#### [Exercise]
Extract each line of the data below exactly as written.

Figure content listings

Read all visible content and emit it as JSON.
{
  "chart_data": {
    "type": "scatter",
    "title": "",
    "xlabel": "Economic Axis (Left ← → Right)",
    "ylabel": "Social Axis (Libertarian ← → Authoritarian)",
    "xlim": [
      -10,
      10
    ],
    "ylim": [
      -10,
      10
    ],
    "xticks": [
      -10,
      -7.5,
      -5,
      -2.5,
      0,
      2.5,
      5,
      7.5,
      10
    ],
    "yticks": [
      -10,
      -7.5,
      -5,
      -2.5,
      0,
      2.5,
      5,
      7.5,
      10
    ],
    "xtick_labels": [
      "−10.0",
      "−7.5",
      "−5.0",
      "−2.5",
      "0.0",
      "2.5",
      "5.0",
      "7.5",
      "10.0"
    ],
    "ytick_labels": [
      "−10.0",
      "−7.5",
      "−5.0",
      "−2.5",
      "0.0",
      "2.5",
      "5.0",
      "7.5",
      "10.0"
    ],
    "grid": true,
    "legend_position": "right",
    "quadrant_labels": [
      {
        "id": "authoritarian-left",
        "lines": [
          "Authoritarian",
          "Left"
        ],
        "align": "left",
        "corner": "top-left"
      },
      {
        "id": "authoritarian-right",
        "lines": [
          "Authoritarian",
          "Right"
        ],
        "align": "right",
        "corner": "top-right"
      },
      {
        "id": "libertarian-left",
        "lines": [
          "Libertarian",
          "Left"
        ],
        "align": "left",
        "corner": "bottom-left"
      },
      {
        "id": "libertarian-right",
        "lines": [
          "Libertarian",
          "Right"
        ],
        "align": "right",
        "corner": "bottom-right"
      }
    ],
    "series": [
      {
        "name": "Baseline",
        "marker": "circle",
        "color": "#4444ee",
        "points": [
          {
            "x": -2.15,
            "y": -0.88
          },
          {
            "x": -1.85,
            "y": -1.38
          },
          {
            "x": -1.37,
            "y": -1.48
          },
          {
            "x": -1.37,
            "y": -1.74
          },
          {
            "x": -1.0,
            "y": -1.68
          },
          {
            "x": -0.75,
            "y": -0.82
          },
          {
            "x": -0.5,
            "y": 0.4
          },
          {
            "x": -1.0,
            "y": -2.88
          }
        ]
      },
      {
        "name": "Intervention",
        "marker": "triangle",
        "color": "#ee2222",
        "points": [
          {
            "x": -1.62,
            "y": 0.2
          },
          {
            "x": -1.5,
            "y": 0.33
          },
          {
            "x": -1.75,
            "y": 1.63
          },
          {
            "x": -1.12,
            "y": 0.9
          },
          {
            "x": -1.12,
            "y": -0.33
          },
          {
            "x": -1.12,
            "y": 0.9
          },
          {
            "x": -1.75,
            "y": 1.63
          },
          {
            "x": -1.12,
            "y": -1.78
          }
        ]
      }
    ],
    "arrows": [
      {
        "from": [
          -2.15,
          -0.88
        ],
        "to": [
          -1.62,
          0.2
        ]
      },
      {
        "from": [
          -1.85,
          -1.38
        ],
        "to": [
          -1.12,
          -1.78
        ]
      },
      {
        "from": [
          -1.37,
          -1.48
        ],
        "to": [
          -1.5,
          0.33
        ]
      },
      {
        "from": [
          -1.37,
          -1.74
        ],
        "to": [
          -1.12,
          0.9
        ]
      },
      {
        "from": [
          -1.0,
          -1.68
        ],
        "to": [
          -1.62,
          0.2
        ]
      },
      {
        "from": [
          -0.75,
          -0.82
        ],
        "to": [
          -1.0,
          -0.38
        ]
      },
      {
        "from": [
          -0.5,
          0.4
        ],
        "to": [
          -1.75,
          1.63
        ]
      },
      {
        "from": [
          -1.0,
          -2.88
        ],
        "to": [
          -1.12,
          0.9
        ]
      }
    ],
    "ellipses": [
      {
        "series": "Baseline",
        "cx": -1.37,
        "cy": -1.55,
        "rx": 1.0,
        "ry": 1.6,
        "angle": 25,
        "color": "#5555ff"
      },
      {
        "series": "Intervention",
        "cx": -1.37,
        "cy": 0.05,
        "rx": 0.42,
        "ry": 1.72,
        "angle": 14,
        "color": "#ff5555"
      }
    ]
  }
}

#### [Answer to this task]
Read all visible content and emit it as JSON.
{
  "chart_data": {
    "type": "scatter",
    "title": "",
    "xlabel": "Economic Axis (Left ← → Right)",
    "ylabel": "Social Axis (Libertarian ← → Authoritarian)",
    "xlim": [
      -10,
      10
    ],
    "ylim": [
      -10,
      10
    ],
    "xticks": [
      -10,
      -7.5,
      -5,
      -2.5,
      0,
      2.5,
      5,
      7.5,
      10
    ],
    "yticks": [
      -10,
      -7.5,
      -5,
      -2.5,
      0,
      2.5,
      5,
      7.5,
      10
    ],
    "xtick_labels": [
      "−10.0",
      "−7.5",
      "−5.0",
      "−2.5",
      "0.0",
      "2.5",
      "5.0",
      "7.5",
      "10.0"
    ],
    "ytick_labels": [
      "−10.0",
      "−7.5",
      "−5.0",
      "−2.5",
      "0.0",
      "2.5",
      "5.0",
      "7.5",
      "10.0"
    ],
    "grid": true,
    "legend_position": "right",
    "quadrant_labels": [
      {
        "id": "authoritarian-left",
        "lines": [
          "Authoritarian",
          "Left"
        ],
        "align": "left",
        "corner": "top-left"
      },
      {
        "id": "authoritarian-right",
        "lines": [
          "Authoritarian",
          "Right"
        ],
        "align": "right",
        "corner": "top-right"
      },
      {
        "id": "libertarian-left",
        "lines": [
          "Libertarian",
          "Left"
        ],
        "align": "left",
        "corner": "bottom-left"
      },
      {
        "id": "libertarian-right",
        "lines": [
          "Libertarian",
          "Right"
        ],
        "align": "right",
        "corner": "bottom-right"
      }
    ],
    "series": [
      {
        "name": "Baseline",
        "marker": "circle",
        "color": "#4444ee",
        "points": [
          {
            "x": -2.15,
            "y": -0.88
          },
          {
            "x": -1.85,
            "y": -1.38
          },
          {
            "x": -1.37,
            "y": -1.48
          },
          {
            "x": -1.37,
            "y": -1.74
          },
          {
            "x": -1.0,
            "y": -1.68
          },
          {
            "x": -0.75,
            "y": -0.82
          },
          {
            "x": -0.5,
            "y": 0.4
          },
          {
            "x": -1.0,
            "y": -2.88
          }
        ]
      },
      {
        "name": "Intervention",
        "marker": "triangle",
        "color": "#ee2222",
        "points": [
          {
            "x": -1.62,
            "y": 0.2
          },
          {
            "x": -1.5,
            "y": 0.33
          },
          {
            "x": -1.75,
            "y": 1.63
          },
          {
            "x": -1.12,
            "y": 0.9
          },
          {
            "x": -1.12,
            "y": -0.33
          },
          {
            "x": -1.12,
            "y": 0.9
          },
          {
            "x": -1.75,
            "y": 1.63
          },
          {
            "x": -1.12,
            "y": -1.78
          }
        ]
      }
    ],
    "arrows": [
      {
        "from": [
          -2.15,
          -0.88
        ],
        "to": [
          -1.62,
          0.2
        ]
      },
      {
        "from": [
          -1.85,
          -1.38
        ],
        "to": [
          -1.12,
          -1.78
        ]
      },
      {
        "from": [
          -1.37,
          -1.48
        ],
        "to": [
          -1.5,
          0.33
        ]
      },
      {
        "from": [
          -1.37,
          -1.74
        ],
        "to": [
          -1.12,
          0.9
        ]
      },
      {
        "from": [
          -1.0,
          -1.68
        ],
        "to": [
          -1.62,
          0.2
        ]
      },
      {
        "from": [
          -0.75,
          -0.82
        ],
        "to": [
          -1.0,
          -0.38
        ]
      },
      {
        "from": [
          -0.5,
          0.4
        ],
        "to": [
          -1.75,
          1.63
        ]
      },
      {
        "from": [
          -1.0,
          -2.88
        ],
        "to": [
          -1.12,
          0.9
        ]
      }
    ],
    "ellipses": [
      {
        "series": "Baseline",
        "cx": -1.37,
        "cy": -1.55,
        "rx": 1.0,
        "ry": 1.6,
        "angle": 25,
        "color": "#5555ff"
      },
      {
        "series": "Intervention",
        "cx": -1.37,
        "cy": 0.05,
        "rx": 0.42,
        "ry": 1.72,
        "angle": 14,
        "color": "#ff5555"
      }
    ]
  }
}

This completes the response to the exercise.